* Task brief: Pick out all lines in the listing holding the string "Olmaması" and copy them.

--- START OF Provided material ---

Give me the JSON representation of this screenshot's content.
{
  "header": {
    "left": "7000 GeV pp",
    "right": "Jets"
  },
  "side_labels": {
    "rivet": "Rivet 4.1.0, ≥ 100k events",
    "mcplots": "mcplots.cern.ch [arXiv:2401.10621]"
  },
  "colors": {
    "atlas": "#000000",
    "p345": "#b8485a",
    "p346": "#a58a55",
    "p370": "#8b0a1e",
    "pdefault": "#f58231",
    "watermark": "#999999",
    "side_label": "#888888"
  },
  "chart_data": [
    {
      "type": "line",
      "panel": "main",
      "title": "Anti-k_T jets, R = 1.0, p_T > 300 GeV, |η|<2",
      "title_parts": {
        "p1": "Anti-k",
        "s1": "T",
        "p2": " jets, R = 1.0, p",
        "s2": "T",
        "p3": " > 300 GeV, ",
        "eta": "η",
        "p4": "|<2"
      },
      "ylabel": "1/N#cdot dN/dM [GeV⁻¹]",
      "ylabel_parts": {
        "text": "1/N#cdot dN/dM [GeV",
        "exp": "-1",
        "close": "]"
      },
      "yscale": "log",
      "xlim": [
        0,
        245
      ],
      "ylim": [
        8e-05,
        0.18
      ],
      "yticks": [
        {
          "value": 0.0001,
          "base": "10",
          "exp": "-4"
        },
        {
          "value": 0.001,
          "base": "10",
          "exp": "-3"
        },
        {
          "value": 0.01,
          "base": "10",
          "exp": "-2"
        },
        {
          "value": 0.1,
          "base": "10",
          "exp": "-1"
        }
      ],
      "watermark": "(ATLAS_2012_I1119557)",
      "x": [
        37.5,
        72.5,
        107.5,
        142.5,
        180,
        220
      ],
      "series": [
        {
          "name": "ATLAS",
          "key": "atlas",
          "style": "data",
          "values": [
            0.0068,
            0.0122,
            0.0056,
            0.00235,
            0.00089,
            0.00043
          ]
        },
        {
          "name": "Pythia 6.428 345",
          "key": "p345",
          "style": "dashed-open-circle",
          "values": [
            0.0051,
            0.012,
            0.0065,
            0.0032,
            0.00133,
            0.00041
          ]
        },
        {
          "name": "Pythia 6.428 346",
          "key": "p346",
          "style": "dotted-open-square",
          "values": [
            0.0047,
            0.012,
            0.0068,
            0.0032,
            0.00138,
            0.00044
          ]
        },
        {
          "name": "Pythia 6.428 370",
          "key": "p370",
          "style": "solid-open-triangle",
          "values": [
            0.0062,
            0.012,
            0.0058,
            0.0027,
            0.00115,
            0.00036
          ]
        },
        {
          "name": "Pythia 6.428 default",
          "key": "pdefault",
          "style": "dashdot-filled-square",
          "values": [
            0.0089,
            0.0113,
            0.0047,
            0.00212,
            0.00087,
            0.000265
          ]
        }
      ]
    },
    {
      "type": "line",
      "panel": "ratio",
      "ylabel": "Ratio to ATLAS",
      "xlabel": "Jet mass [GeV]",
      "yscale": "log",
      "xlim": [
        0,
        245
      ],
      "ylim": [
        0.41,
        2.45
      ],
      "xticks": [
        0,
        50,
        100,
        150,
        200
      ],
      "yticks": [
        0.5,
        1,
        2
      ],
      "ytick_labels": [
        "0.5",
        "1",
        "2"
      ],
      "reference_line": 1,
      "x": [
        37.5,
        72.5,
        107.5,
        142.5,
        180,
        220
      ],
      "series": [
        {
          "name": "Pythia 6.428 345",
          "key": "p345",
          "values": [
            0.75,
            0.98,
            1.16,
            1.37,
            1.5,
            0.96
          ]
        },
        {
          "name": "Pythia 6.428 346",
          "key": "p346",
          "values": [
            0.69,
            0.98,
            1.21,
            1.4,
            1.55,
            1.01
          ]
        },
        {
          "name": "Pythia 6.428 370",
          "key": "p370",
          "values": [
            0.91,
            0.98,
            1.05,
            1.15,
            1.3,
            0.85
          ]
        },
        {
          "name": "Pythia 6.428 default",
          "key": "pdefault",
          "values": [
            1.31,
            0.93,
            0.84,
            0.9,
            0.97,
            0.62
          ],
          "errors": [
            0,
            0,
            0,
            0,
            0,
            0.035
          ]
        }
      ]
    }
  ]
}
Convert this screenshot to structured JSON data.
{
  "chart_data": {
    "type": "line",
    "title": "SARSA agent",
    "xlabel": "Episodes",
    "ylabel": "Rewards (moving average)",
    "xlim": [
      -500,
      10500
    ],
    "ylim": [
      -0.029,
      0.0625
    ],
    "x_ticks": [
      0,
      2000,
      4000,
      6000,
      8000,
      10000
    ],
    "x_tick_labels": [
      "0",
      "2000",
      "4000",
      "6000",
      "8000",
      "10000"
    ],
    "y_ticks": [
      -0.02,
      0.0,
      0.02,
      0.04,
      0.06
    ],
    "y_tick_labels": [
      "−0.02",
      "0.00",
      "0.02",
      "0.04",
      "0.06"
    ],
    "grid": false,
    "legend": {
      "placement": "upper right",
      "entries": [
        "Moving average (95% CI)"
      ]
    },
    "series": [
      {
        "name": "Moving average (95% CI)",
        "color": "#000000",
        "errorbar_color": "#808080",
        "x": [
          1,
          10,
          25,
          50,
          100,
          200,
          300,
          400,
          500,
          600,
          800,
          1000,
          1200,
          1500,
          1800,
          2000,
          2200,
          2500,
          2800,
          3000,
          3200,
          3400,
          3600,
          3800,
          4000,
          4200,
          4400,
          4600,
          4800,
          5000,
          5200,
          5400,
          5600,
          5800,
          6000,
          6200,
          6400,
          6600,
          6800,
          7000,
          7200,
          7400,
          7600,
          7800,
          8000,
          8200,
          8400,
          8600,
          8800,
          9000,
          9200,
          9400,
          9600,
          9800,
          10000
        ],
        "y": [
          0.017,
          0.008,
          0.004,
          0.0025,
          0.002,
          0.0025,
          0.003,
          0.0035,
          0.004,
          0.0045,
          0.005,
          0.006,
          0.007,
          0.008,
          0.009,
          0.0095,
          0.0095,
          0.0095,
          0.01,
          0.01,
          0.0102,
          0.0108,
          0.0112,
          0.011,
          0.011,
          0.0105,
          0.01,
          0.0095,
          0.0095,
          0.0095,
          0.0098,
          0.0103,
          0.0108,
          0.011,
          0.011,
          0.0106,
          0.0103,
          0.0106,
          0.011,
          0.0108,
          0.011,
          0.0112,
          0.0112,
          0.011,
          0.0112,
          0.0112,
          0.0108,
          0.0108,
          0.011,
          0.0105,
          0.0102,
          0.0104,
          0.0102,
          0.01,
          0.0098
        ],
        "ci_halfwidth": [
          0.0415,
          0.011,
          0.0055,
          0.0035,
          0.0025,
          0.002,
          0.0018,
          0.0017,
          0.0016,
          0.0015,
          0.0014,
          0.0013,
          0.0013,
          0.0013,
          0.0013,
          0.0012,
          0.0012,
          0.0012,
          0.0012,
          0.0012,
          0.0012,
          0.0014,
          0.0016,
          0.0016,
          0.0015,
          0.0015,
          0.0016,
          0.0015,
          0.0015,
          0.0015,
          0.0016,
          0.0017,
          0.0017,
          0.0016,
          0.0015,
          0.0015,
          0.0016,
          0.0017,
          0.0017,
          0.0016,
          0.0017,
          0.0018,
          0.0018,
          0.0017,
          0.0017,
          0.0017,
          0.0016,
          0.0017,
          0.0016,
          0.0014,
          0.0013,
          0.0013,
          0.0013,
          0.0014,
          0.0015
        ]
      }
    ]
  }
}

--- END OF Provided material ---
--- START OF Provided material ---

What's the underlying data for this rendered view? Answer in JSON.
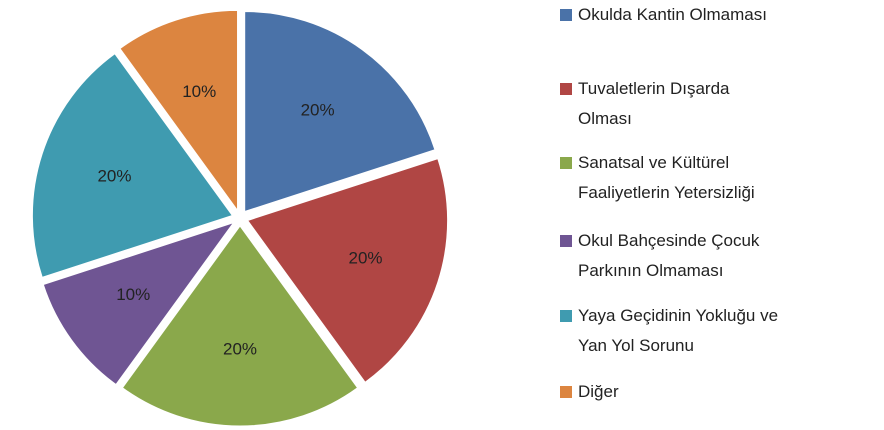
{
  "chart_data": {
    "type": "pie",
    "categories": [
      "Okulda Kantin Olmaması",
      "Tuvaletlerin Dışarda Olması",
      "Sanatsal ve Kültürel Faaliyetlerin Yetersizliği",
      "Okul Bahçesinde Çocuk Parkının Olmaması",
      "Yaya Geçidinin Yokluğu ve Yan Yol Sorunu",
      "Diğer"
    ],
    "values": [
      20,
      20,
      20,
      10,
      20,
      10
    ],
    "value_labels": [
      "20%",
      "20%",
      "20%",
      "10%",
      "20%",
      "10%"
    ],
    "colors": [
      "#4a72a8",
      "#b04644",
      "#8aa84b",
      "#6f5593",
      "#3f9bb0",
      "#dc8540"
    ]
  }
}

--- END OF Provided material ---

* Exercise output:
      "Okulda Kantin Olmaması",
      "Okul Bahçesinde Çocuk Parkının Olmaması",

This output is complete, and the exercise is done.